▶ [The exercise]:
Set each entry down verbatim, omitting images.

▶ [Dataset records]:

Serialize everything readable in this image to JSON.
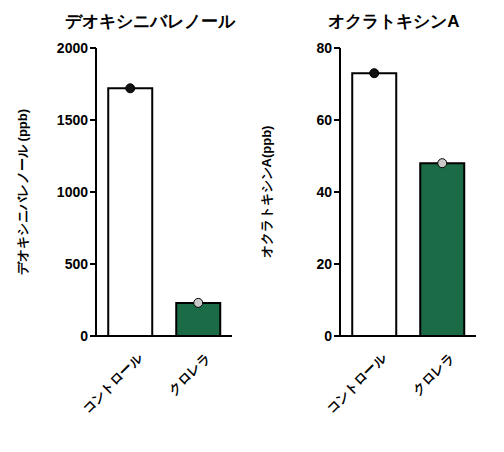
{
  "chart_data": [
    {
      "type": "bar",
      "title": "デオキシニバレノール",
      "y_label": "デオキシニバレノール (ppb)",
      "categories": [
        "コントロール",
        "クロレラ"
      ],
      "values": [
        1720,
        230
      ],
      "colors": [
        "#ffffff",
        "#1b6b47"
      ],
      "ylim": [
        0,
        2000
      ],
      "yticks": [
        0,
        500,
        1000,
        1500,
        2000
      ],
      "marker": "circle"
    },
    {
      "type": "bar",
      "title": "オクラトキシンA",
      "y_label": "オクラトキシンA(ppb)",
      "categories": [
        "コントロール",
        "クロレラ"
      ],
      "values": [
        73,
        48
      ],
      "colors": [
        "#ffffff",
        "#1b6b47"
      ],
      "ylim": [
        0,
        80
      ],
      "yticks": [
        0,
        20,
        40,
        60,
        80
      ],
      "marker": "circle"
    }
  ]
}
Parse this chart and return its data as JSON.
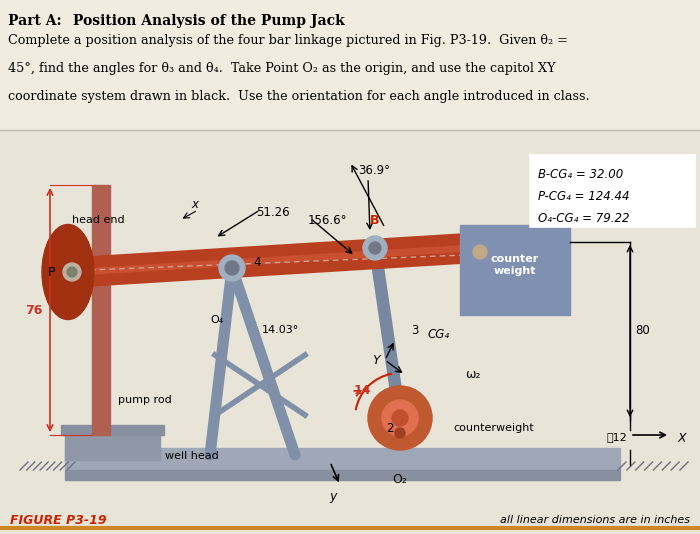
{
  "bg_color": "#e8e4d8",
  "text_bg": "#f0ece0",
  "title_part": "Part A: ",
  "title_rest": " Position Analysis of the Pump Jack",
  "body_lines": [
    "Complete a position analysis of the four bar linkage pictured in Fig. P3-19.  Given θ₂ =",
    "45°, find the angles for θ₃ and θ₄.  Take Point O₂ as the origin, and use the capitol XY",
    "coordinate system drawn in black.  Use the orientation for each angle introduced in class."
  ],
  "figure_label": "FIGURE P3-19",
  "note_label": "all linear dimensions are in inches",
  "legend_lines": [
    "B-CG₄ = 32.00",
    "P-CG₄ = 124.44",
    "O₄-CG₄ = 79.22"
  ],
  "beam_color": "#b84020",
  "head_color": "#a03010",
  "derrick_color": "#8090a8",
  "coupler_color": "#7888a0",
  "crank_color": "#7888a0",
  "crank_disk_color": "#c05830",
  "ground_bar_color": "#a0a8b8",
  "ground_base_color": "#8890a0",
  "well_head_color": "#9098a8",
  "pump_rod_color": "#b06050",
  "cw_box_color": "#8090b0",
  "dim_color": "#cc3322",
  "dim76_color": "#cc3322"
}
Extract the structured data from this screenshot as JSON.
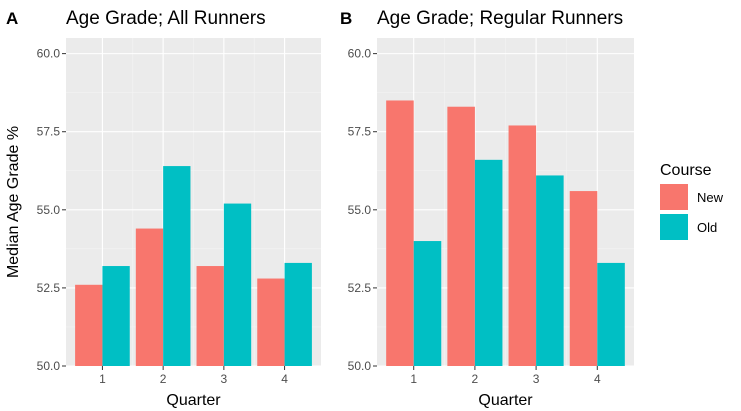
{
  "colors": {
    "New": "#F8766D",
    "Old": "#00BFC4",
    "panel_bg": "#EBEBEB",
    "grid_major": "#FFFFFF",
    "grid_minor": "#F4F4F4"
  },
  "ylabel": "Median Age Grade %",
  "legend": {
    "title": "Course",
    "items": [
      "New",
      "Old"
    ],
    "position": "right"
  },
  "chart_data": [
    {
      "type": "bar",
      "panel": "A",
      "title": "Age Grade; All Runners",
      "xlabel": "Quarter",
      "categories": [
        "1",
        "2",
        "3",
        "4"
      ],
      "series": [
        {
          "name": "New",
          "values": [
            52.6,
            54.4,
            53.2,
            52.8
          ]
        },
        {
          "name": "Old",
          "values": [
            53.2,
            56.4,
            55.2,
            53.3
          ]
        }
      ],
      "ylim": [
        50,
        60.5
      ],
      "yticks": [
        "50.0",
        "52.5",
        "55.0",
        "57.5",
        "60.0"
      ],
      "grid": true
    },
    {
      "type": "bar",
      "panel": "B",
      "title": "Age Grade; Regular Runners",
      "xlabel": "Quarter",
      "categories": [
        "1",
        "2",
        "3",
        "4"
      ],
      "series": [
        {
          "name": "New",
          "values": [
            58.5,
            58.3,
            57.7,
            55.6
          ]
        },
        {
          "name": "Old",
          "values": [
            54.0,
            56.6,
            56.1,
            53.3
          ]
        }
      ],
      "ylim": [
        50,
        60.5
      ],
      "yticks": [
        "50.0",
        "52.5",
        "55.0",
        "57.5",
        "60.0"
      ],
      "grid": true
    }
  ]
}
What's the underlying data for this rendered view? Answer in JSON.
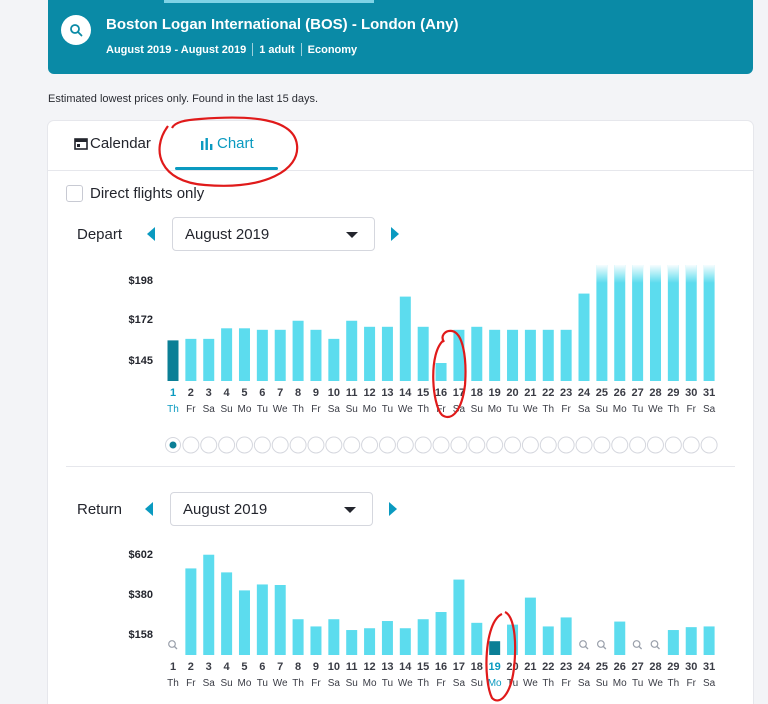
{
  "search": {
    "route": "Boston Logan International (BOS) - London (Any)",
    "dates": "August 2019 - August 2019",
    "passengers": "1 adult",
    "cabin": "Economy"
  },
  "note": "Estimated lowest prices only. Found in the last 15 days.",
  "tabs": {
    "calendar": "Calendar",
    "chart": "Chart",
    "active": "chart"
  },
  "filters": {
    "direct_only_label": "Direct flights only",
    "direct_only_checked": false
  },
  "colors": {
    "banner": "#0a8aa6",
    "accent": "#0a9ac0",
    "bar": "#5cdcee",
    "bar_selected": "#0b7f96",
    "annotation": "#e01a1a"
  },
  "depart": {
    "label": "Depart",
    "month": "August 2019",
    "selected_day": 1,
    "chart_data": {
      "type": "bar",
      "y_ticks": [
        "$198",
        "$172",
        "$145"
      ],
      "y_tick_values": [
        198,
        172,
        145
      ],
      "days": [
        "1",
        "2",
        "3",
        "4",
        "5",
        "6",
        "7",
        "8",
        "9",
        "10",
        "11",
        "12",
        "13",
        "14",
        "15",
        "16",
        "17",
        "18",
        "19",
        "20",
        "21",
        "22",
        "23",
        "24",
        "25",
        "26",
        "27",
        "28",
        "29",
        "30",
        "31"
      ],
      "weekdays": [
        "Th",
        "Fr",
        "Sa",
        "Su",
        "Mo",
        "Tu",
        "We",
        "Th",
        "Fr",
        "Sa",
        "Su",
        "Mo",
        "Tu",
        "We",
        "Th",
        "Fr",
        "Sa",
        "Su",
        "Mo",
        "Tu",
        "We",
        "Th",
        "Fr",
        "Sa",
        "Su",
        "Mo",
        "Tu",
        "We",
        "Th",
        "Fr",
        "Sa"
      ],
      "values": [
        158,
        159,
        159,
        166,
        166,
        165,
        165,
        171,
        165,
        159,
        171,
        167,
        167,
        187,
        167,
        143,
        165,
        167,
        165,
        165,
        165,
        165,
        165,
        189,
        229,
        229,
        229,
        229,
        229,
        229,
        229
      ],
      "faded_top_days": [
        "25",
        "26",
        "27",
        "28",
        "29",
        "30",
        "31"
      ]
    },
    "pages": {
      "count": 31,
      "active": 0
    }
  },
  "return": {
    "label": "Return",
    "month": "August 2019",
    "selected_day": 19,
    "chart_data": {
      "type": "bar",
      "y_ticks": [
        "$602",
        "$380",
        "$158"
      ],
      "y_tick_values": [
        602,
        380,
        158
      ],
      "days": [
        "1",
        "2",
        "3",
        "4",
        "5",
        "6",
        "7",
        "8",
        "9",
        "10",
        "11",
        "12",
        "13",
        "14",
        "15",
        "16",
        "17",
        "18",
        "19",
        "20",
        "21",
        "22",
        "23",
        "24",
        "25",
        "26",
        "27",
        "28",
        "29",
        "30",
        "31"
      ],
      "weekdays": [
        "Th",
        "Fr",
        "Sa",
        "Su",
        "Mo",
        "Tu",
        "We",
        "Th",
        "Fr",
        "Sa",
        "Su",
        "Mo",
        "Tu",
        "We",
        "Th",
        "Fr",
        "Sa",
        "Su",
        "Mo",
        "Tu",
        "We",
        "Th",
        "Fr",
        "Sa",
        "Su",
        "Mo",
        "Tu",
        "We",
        "Th",
        "Fr",
        "Sa"
      ],
      "values": [
        null,
        522,
        598,
        500,
        400,
        433,
        430,
        240,
        200,
        240,
        180,
        190,
        230,
        190,
        240,
        280,
        460,
        220,
        118,
        210,
        360,
        200,
        250,
        null,
        null,
        227,
        null,
        null,
        180,
        196,
        200
      ]
    }
  }
}
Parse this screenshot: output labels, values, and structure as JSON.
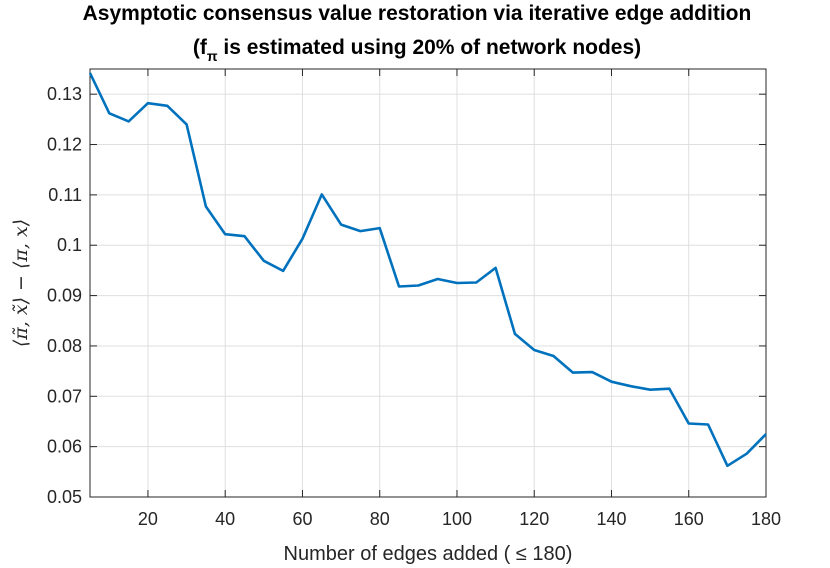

▶ [Solution to the exercise]:
Serialize everything readable in this image to JSON.
{
  "chart_data": [
    {
      "type": "bar",
      "title": "デオキシニバレノール",
      "y_label": "デオキシニバレノール (ppb)",
      "categories": [
        "コントロール",
        "クロレラ"
      ],
      "values": [
        1720,
        230
      ],
      "colors": [
        "#ffffff",
        "#1b6b47"
      ],
      "ylim": [
        0,
        2000
      ],
      "yticks": [
        0,
        500,
        1000,
        1500,
        2000
      ],
      "marker": "circle"
    },
    {
      "type": "bar",
      "title": "オクラトキシンA",
      "y_label": "オクラトキシンA(ppb)",
      "categories": [
        "コントロール",
        "クロレラ"
      ],
      "values": [
        73,
        48
      ],
      "colors": [
        "#ffffff",
        "#1b6b47"
      ],
      "ylim": [
        0,
        80
      ],
      "yticks": [
        0,
        20,
        40,
        60,
        80
      ],
      "marker": "circle"
    }
  ]
}
Parse this chart and return its data as JSON.
{
  "bg_color": "#e8e4d8",
  "text_bg": "#f0ece0",
  "title_part": "Part A: ",
  "title_rest": " Position Analysis of the Pump Jack",
  "body_lines": [
    "Complete a position analysis of the four bar linkage pictured in Fig. P3-19.  Given θ₂ =",
    "45°, find the angles for θ₃ and θ₄.  Take Point O₂ as the origin, and use the capitol XY",
    "coordinate system drawn in black.  Use the orientation for each angle introduced in class."
  ],
  "figure_label": "FIGURE P3-19",
  "note_label": "all linear dimensions are in inches",
  "legend_lines": [
    "B-CG₄ = 32.00",
    "P-CG₄ = 124.44",
    "O₄-CG₄ = 79.22"
  ],
  "beam_color": "#b84020",
  "head_color": "#a03010",
  "derrick_color": "#8090a8",
  "coupler_color": "#7888a0",
  "crank_color": "#7888a0",
  "crank_disk_color": "#c05830",
  "ground_bar_color": "#a0a8b8",
  "ground_base_color": "#8890a0",
  "well_head_color": "#9098a8",
  "pump_rod_color": "#b06050",
  "cw_box_color": "#8090b0",
  "dim_color": "#cc3322",
  "dim76_color": "#cc3322"
}
Extract the structured data from this screenshot as JSON.
{
  "colors": {
    "New": "#F8766D",
    "Old": "#00BFC4",
    "panel_bg": "#EBEBEB",
    "grid_major": "#FFFFFF",
    "grid_minor": "#F4F4F4"
  },
  "ylabel": "Median Age Grade %",
  "legend": {
    "title": "Course",
    "items": [
      "New",
      "Old"
    ],
    "position": "right"
  },
  "chart_data": [
    {
      "type": "bar",
      "panel": "A",
      "title": "Age Grade; All Runners",
      "xlabel": "Quarter",
      "categories": [
        "1",
        "2",
        "3",
        "4"
      ],
      "series": [
        {
          "name": "New",
          "values": [
            52.6,
            54.4,
            53.2,
            52.8
          ]
        },
        {
          "name": "Old",
          "values": [
            53.2,
            56.4,
            55.2,
            53.3
          ]
        }
      ],
      "ylim": [
        50,
        60.5
      ],
      "yticks": [
        "50.0",
        "52.5",
        "55.0",
        "57.5",
        "60.0"
      ],
      "grid": true
    },
    {
      "type": "bar",
      "panel": "B",
      "title": "Age Grade; Regular Runners",
      "xlabel": "Quarter",
      "categories": [
        "1",
        "2",
        "3",
        "4"
      ],
      "series": [
        {
          "name": "New",
          "values": [
            58.5,
            58.3,
            57.7,
            55.6
          ]
        },
        {
          "name": "Old",
          "values": [
            54.0,
            56.6,
            56.1,
            53.3
          ]
        }
      ],
      "ylim": [
        50,
        60.5
      ],
      "yticks": [
        "50.0",
        "52.5",
        "55.0",
        "57.5",
        "60.0"
      ],
      "grid": true
    }
  ]
}
What's the underlying data for this rendered view? Answer in JSON.
{
  "search": {
    "route": "Boston Logan International (BOS) - London (Any)",
    "dates": "August 2019 - August 2019",
    "passengers": "1 adult",
    "cabin": "Economy"
  },
  "note": "Estimated lowest prices only. Found in the last 15 days.",
  "tabs": {
    "calendar": "Calendar",
    "chart": "Chart",
    "active": "chart"
  },
  "filters": {
    "direct_only_label": "Direct flights only",
    "direct_only_checked": false
  },
  "colors": {
    "banner": "#0a8aa6",
    "accent": "#0a9ac0",
    "bar": "#5cdcee",
    "bar_selected": "#0b7f96",
    "annotation": "#e01a1a"
  },
  "depart": {
    "label": "Depart",
    "month": "August 2019",
    "selected_day": 1,
    "chart_data": {
      "type": "bar",
      "y_ticks": [
        "$198",
        "$172",
        "$145"
      ],
      "y_tick_values": [
        198,
        172,
        145
      ],
      "days": [
        "1",
        "2",
        "3",
        "4",
        "5",
        "6",
        "7",
        "8",
        "9",
        "10",
        "11",
        "12",
        "13",
        "14",
        "15",
        "16",
        "17",
        "18",
        "19",
        "20",
        "21",
        "22",
        "23",
        "24",
        "25",
        "26",
        "27",
        "28",
        "29",
        "30",
        "31"
      ],
      "weekdays": [
        "Th",
        "Fr",
        "Sa",
        "Su",
        "Mo",
        "Tu",
        "We",
        "Th",
        "Fr",
        "Sa",
        "Su",
        "Mo",
        "Tu",
        "We",
        "Th",
        "Fr",
        "Sa",
        "Su",
        "Mo",
        "Tu",
        "We",
        "Th",
        "Fr",
        "Sa",
        "Su",
        "Mo",
        "Tu",
        "We",
        "Th",
        "Fr",
        "Sa"
      ],
      "values": [
        158,
        159,
        159,
        166,
        166,
        165,
        165,
        171,
        165,
        159,
        171,
        167,
        167,
        187,
        167,
        143,
        165,
        167,
        165,
        165,
        165,
        165,
        165,
        189,
        229,
        229,
        229,
        229,
        229,
        229,
        229
      ],
      "faded_top_days": [
        "25",
        "26",
        "27",
        "28",
        "29",
        "30",
        "31"
      ]
    },
    "pages": {
      "count": 31,
      "active": 0
    }
  },
  "return": {
    "label": "Return",
    "month": "August 2019",
    "selected_day": 19,
    "chart_data": {
      "type": "bar",
      "y_ticks": [
        "$602",
        "$380",
        "$158"
      ],
      "y_tick_values": [
        602,
        380,
        158
      ],
      "days": [
        "1",
        "2",
        "3",
        "4",
        "5",
        "6",
        "7",
        "8",
        "9",
        "10",
        "11",
        "12",
        "13",
        "14",
        "15",
        "16",
        "17",
        "18",
        "19",
        "20",
        "21",
        "22",
        "23",
        "24",
        "25",
        "26",
        "27",
        "28",
        "29",
        "30",
        "31"
      ],
      "weekdays": [
        "Th",
        "Fr",
        "Sa",
        "Su",
        "Mo",
        "Tu",
        "We",
        "Th",
        "Fr",
        "Sa",
        "Su",
        "Mo",
        "Tu",
        "We",
        "Th",
        "Fr",
        "Sa",
        "Su",
        "Mo",
        "Tu",
        "We",
        "Th",
        "Fr",
        "Sa",
        "Su",
        "Mo",
        "Tu",
        "We",
        "Th",
        "Fr",
        "Sa"
      ],
      "values": [
        null,
        522,
        598,
        500,
        400,
        433,
        430,
        240,
        200,
        240,
        180,
        190,
        230,
        190,
        240,
        280,
        460,
        220,
        118,
        210,
        360,
        200,
        250,
        null,
        null,
        227,
        null,
        null,
        180,
        196,
        200
      ]
    }
  }
}
Parse this screenshot: output labels, values, and structure as JSON.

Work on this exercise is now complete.